**Exercise requirements:** The records below are split into lines. How many of those lines contain the string "source"? Reply with the number only.

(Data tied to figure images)

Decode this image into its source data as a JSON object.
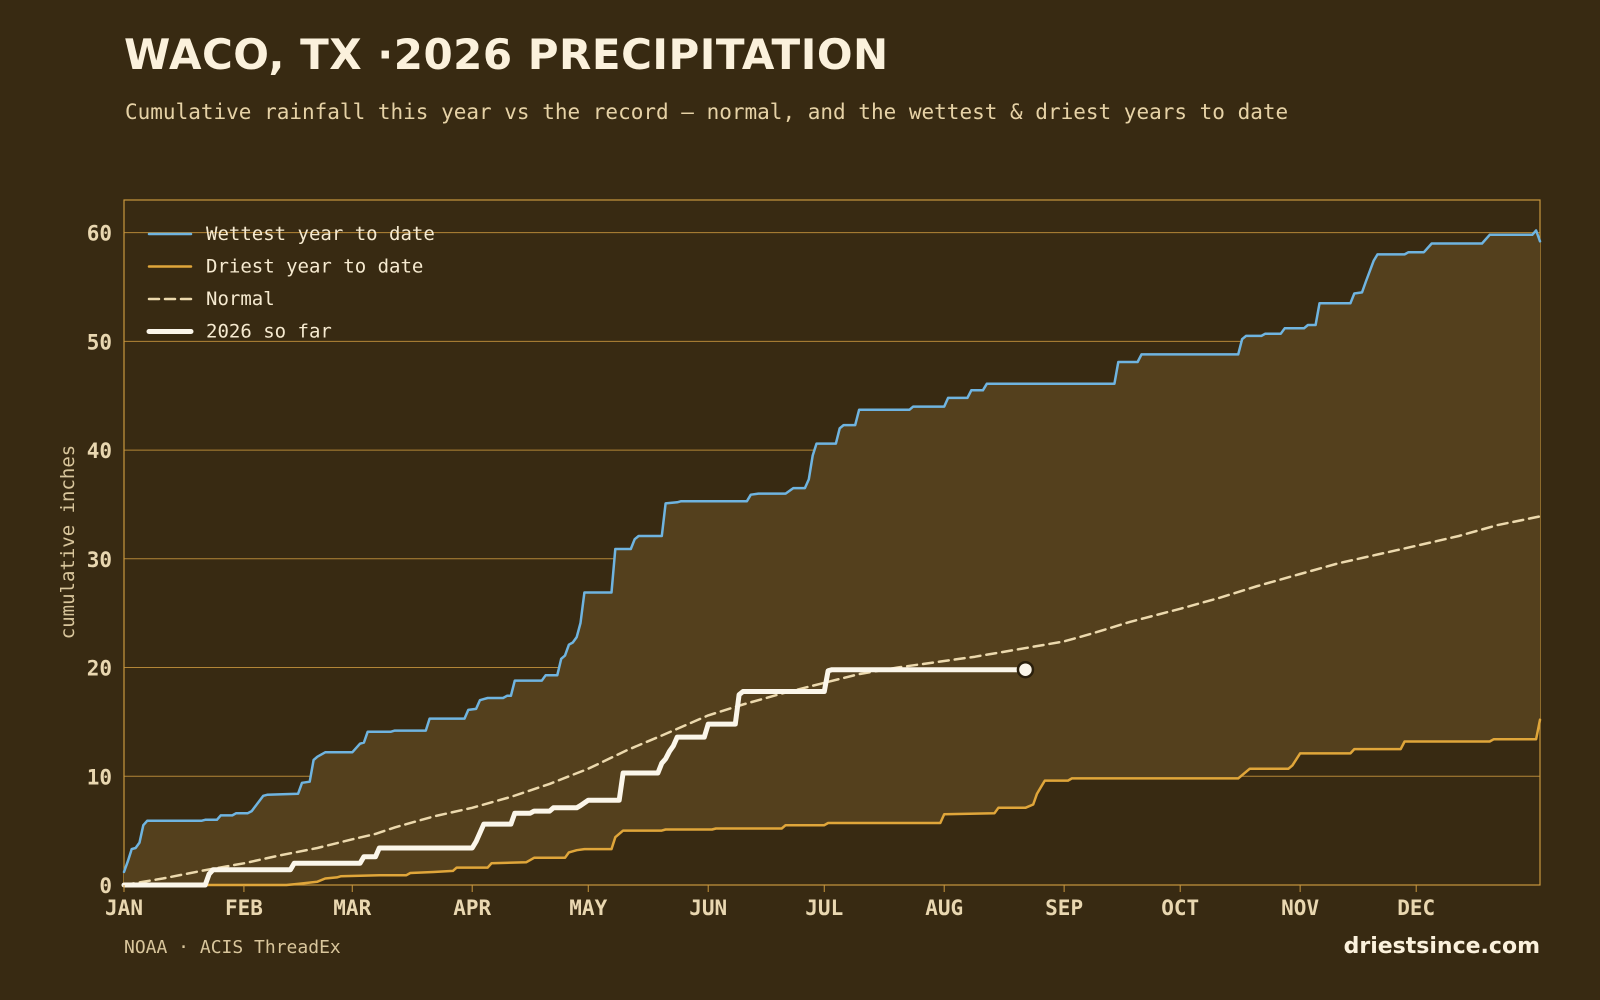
{
  "header": {
    "title": "WACO, TX ·2026 PRECIPITATION",
    "subtitle": "Cumulative rainfall this year vs the record — normal, and the wettest & driest years to date"
  },
  "footer": {
    "source": "NOAA · ACIS ThreadEx",
    "site": "driestsince.com"
  },
  "colors": {
    "background": "#382a12",
    "band": "#54401d",
    "grid": "#c9973e",
    "wettest": "#6fb4e0",
    "driest": "#e0a63a",
    "normal": "#ecd9ad",
    "current": "#fbf6ea"
  },
  "chart_data": {
    "type": "line",
    "ylabel": "cumulative inches",
    "xlabel": "",
    "xlim": [
      0,
      366
    ],
    "ylim": [
      0,
      63
    ],
    "yticks": [
      0,
      10,
      20,
      30,
      40,
      50,
      60
    ],
    "month_ticks": [
      {
        "label": "JAN",
        "day": 0
      },
      {
        "label": "FEB",
        "day": 31
      },
      {
        "label": "MAR",
        "day": 59
      },
      {
        "label": "APR",
        "day": 90
      },
      {
        "label": "MAY",
        "day": 120
      },
      {
        "label": "JUN",
        "day": 151
      },
      {
        "label": "JUL",
        "day": 181
      },
      {
        "label": "AUG",
        "day": 212
      },
      {
        "label": "SEP",
        "day": 243
      },
      {
        "label": "OCT",
        "day": 273
      },
      {
        "label": "NOV",
        "day": 304
      },
      {
        "label": "DEC",
        "day": 334
      }
    ],
    "grid": true,
    "legend_position": "top-left",
    "series": [
      {
        "name": "Wettest year to date",
        "style": "solid",
        "points": [
          [
            0,
            1.2
          ],
          [
            1,
            2.2
          ],
          [
            2,
            3.3
          ],
          [
            3,
            3.4
          ],
          [
            4,
            3.9
          ],
          [
            5,
            5.5
          ],
          [
            6,
            5.9
          ],
          [
            7,
            5.9
          ],
          [
            20,
            5.9
          ],
          [
            21,
            6.0
          ],
          [
            24,
            6.0
          ],
          [
            25,
            6.4
          ],
          [
            28,
            6.4
          ],
          [
            29,
            6.6
          ],
          [
            32,
            6.6
          ],
          [
            33,
            6.8
          ],
          [
            36,
            8.2
          ],
          [
            37,
            8.3
          ],
          [
            45,
            8.4
          ],
          [
            46,
            9.4
          ],
          [
            48,
            9.5
          ],
          [
            49,
            11.5
          ],
          [
            50,
            11.8
          ],
          [
            52,
            12.2
          ],
          [
            59,
            12.2
          ],
          [
            61,
            13.0
          ],
          [
            62,
            13.1
          ],
          [
            63,
            14.1
          ],
          [
            69,
            14.1
          ],
          [
            70,
            14.2
          ],
          [
            78,
            14.2
          ],
          [
            79,
            15.3
          ],
          [
            88,
            15.3
          ],
          [
            89,
            16.1
          ],
          [
            91,
            16.2
          ],
          [
            92,
            17.0
          ],
          [
            93,
            17.1
          ],
          [
            94,
            17.2
          ],
          [
            98,
            17.2
          ],
          [
            99,
            17.4
          ],
          [
            100,
            17.4
          ],
          [
            101,
            18.8
          ],
          [
            108,
            18.8
          ],
          [
            109,
            19.3
          ],
          [
            112,
            19.3
          ],
          [
            113,
            20.8
          ],
          [
            114,
            21.1
          ],
          [
            115,
            22.1
          ],
          [
            116,
            22.3
          ],
          [
            117,
            22.8
          ],
          [
            118,
            24.1
          ],
          [
            119,
            26.9
          ],
          [
            126,
            26.9
          ],
          [
            127,
            30.9
          ],
          [
            131,
            30.9
          ],
          [
            132,
            31.8
          ],
          [
            133,
            32.1
          ],
          [
            139,
            32.1
          ],
          [
            140,
            35.1
          ],
          [
            143,
            35.2
          ],
          [
            144,
            35.3
          ],
          [
            161,
            35.3
          ],
          [
            162,
            35.9
          ],
          [
            164,
            36.0
          ],
          [
            171,
            36.0
          ],
          [
            173,
            36.5
          ],
          [
            176,
            36.5
          ],
          [
            177,
            37.3
          ],
          [
            178,
            39.5
          ],
          [
            179,
            40.6
          ],
          [
            184,
            40.6
          ],
          [
            185,
            42.0
          ],
          [
            186,
            42.3
          ],
          [
            189,
            42.3
          ],
          [
            190,
            43.7
          ],
          [
            203,
            43.7
          ],
          [
            204,
            44.0
          ],
          [
            212,
            44.0
          ],
          [
            213,
            44.8
          ],
          [
            218,
            44.8
          ],
          [
            219,
            45.5
          ],
          [
            222,
            45.5
          ],
          [
            223,
            46.1
          ],
          [
            256,
            46.1
          ],
          [
            257,
            48.1
          ],
          [
            262,
            48.1
          ],
          [
            263,
            48.8
          ],
          [
            288,
            48.8
          ],
          [
            289,
            50.2
          ],
          [
            290,
            50.5
          ],
          [
            294,
            50.5
          ],
          [
            295,
            50.7
          ],
          [
            299,
            50.7
          ],
          [
            300,
            51.2
          ],
          [
            305,
            51.2
          ],
          [
            306,
            51.5
          ],
          [
            308,
            51.5
          ],
          [
            309,
            53.5
          ],
          [
            317,
            53.5
          ],
          [
            318,
            54.4
          ],
          [
            320,
            54.5
          ],
          [
            321,
            55.5
          ],
          [
            323,
            57.4
          ],
          [
            324,
            58.0
          ],
          [
            331,
            58.0
          ],
          [
            332,
            58.2
          ],
          [
            336,
            58.2
          ],
          [
            338,
            59.0
          ],
          [
            351,
            59.0
          ],
          [
            353,
            59.8
          ],
          [
            364,
            59.8
          ],
          [
            365,
            60.2
          ],
          [
            366,
            59.2
          ]
        ]
      },
      {
        "name": "Driest year to date",
        "style": "solid",
        "points": [
          [
            0,
            0
          ],
          [
            42,
            0
          ],
          [
            45,
            0.1
          ],
          [
            50,
            0.3
          ],
          [
            52,
            0.6
          ],
          [
            55,
            0.7
          ],
          [
            56,
            0.8
          ],
          [
            66,
            0.9
          ],
          [
            73,
            0.9
          ],
          [
            74,
            1.1
          ],
          [
            80,
            1.2
          ],
          [
            85,
            1.3
          ],
          [
            86,
            1.6
          ],
          [
            94,
            1.6
          ],
          [
            95,
            2.0
          ],
          [
            104,
            2.1
          ],
          [
            106,
            2.5
          ],
          [
            114,
            2.5
          ],
          [
            115,
            3.0
          ],
          [
            117,
            3.2
          ],
          [
            119,
            3.3
          ],
          [
            126,
            3.3
          ],
          [
            127,
            4.4
          ],
          [
            129,
            5.0
          ],
          [
            139,
            5.0
          ],
          [
            140,
            5.1
          ],
          [
            152,
            5.1
          ],
          [
            153,
            5.2
          ],
          [
            170,
            5.2
          ],
          [
            171,
            5.5
          ],
          [
            181,
            5.5
          ],
          [
            182,
            5.7
          ],
          [
            211,
            5.7
          ],
          [
            212,
            6.5
          ],
          [
            225,
            6.6
          ],
          [
            226,
            7.1
          ],
          [
            233,
            7.1
          ],
          [
            235,
            7.4
          ],
          [
            236,
            8.4
          ],
          [
            237,
            9.0
          ],
          [
            238,
            9.6
          ],
          [
            244,
            9.6
          ],
          [
            245,
            9.8
          ],
          [
            288,
            9.8
          ],
          [
            291,
            10.7
          ],
          [
            301,
            10.7
          ],
          [
            302,
            11.0
          ],
          [
            304,
            12.1
          ],
          [
            317,
            12.1
          ],
          [
            318,
            12.5
          ],
          [
            330,
            12.5
          ],
          [
            331,
            13.2
          ],
          [
            353,
            13.2
          ],
          [
            354,
            13.4
          ],
          [
            365,
            13.4
          ],
          [
            366,
            15.2
          ]
        ]
      },
      {
        "name": "Normal",
        "style": "dashed",
        "points": [
          [
            0,
            0
          ],
          [
            10,
            0.6
          ],
          [
            20,
            1.3
          ],
          [
            31,
            2.0
          ],
          [
            40,
            2.7
          ],
          [
            50,
            3.4
          ],
          [
            59,
            4.2
          ],
          [
            65,
            4.7
          ],
          [
            70,
            5.3
          ],
          [
            80,
            6.3
          ],
          [
            90,
            7.1
          ],
          [
            100,
            8.1
          ],
          [
            110,
            9.3
          ],
          [
            120,
            10.7
          ],
          [
            130,
            12.4
          ],
          [
            140,
            13.9
          ],
          [
            151,
            15.6
          ],
          [
            160,
            16.6
          ],
          [
            170,
            17.6
          ],
          [
            181,
            18.6
          ],
          [
            190,
            19.4
          ],
          [
            200,
            20.0
          ],
          [
            212,
            20.6
          ],
          [
            220,
            21.0
          ],
          [
            230,
            21.6
          ],
          [
            243,
            22.4
          ],
          [
            250,
            23.1
          ],
          [
            260,
            24.2
          ],
          [
            273,
            25.4
          ],
          [
            283,
            26.4
          ],
          [
            293,
            27.5
          ],
          [
            304,
            28.6
          ],
          [
            314,
            29.6
          ],
          [
            324,
            30.4
          ],
          [
            334,
            31.2
          ],
          [
            345,
            32.1
          ],
          [
            355,
            33.1
          ],
          [
            366,
            33.9
          ]
        ]
      },
      {
        "name": "2026 so far",
        "style": "thick",
        "points": [
          [
            0,
            0
          ],
          [
            21,
            0
          ],
          [
            22,
            1.0
          ],
          [
            23,
            1.4
          ],
          [
            43,
            1.4
          ],
          [
            44,
            2.0
          ],
          [
            61,
            2.0
          ],
          [
            62,
            2.6
          ],
          [
            65,
            2.6
          ],
          [
            66,
            3.4
          ],
          [
            90,
            3.4
          ],
          [
            91,
            4.0
          ],
          [
            93,
            5.6
          ],
          [
            100,
            5.6
          ],
          [
            101,
            6.6
          ],
          [
            105,
            6.6
          ],
          [
            106,
            6.8
          ],
          [
            110,
            6.8
          ],
          [
            111,
            7.1
          ],
          [
            117,
            7.1
          ],
          [
            118,
            7.3
          ],
          [
            120,
            7.8
          ],
          [
            128,
            7.8
          ],
          [
            129,
            10.3
          ],
          [
            138,
            10.3
          ],
          [
            139,
            11.2
          ],
          [
            140,
            11.6
          ],
          [
            141,
            12.3
          ],
          [
            142,
            12.8
          ],
          [
            143,
            13.6
          ],
          [
            150,
            13.6
          ],
          [
            151,
            14.8
          ],
          [
            158,
            14.8
          ],
          [
            159,
            17.5
          ],
          [
            160,
            17.8
          ],
          [
            181,
            17.8
          ],
          [
            182,
            19.7
          ],
          [
            183,
            19.8
          ],
          [
            233,
            19.8
          ]
        ]
      }
    ],
    "current_marker": {
      "day": 233,
      "value": 19.8
    }
  }
}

**Output for this task:** 2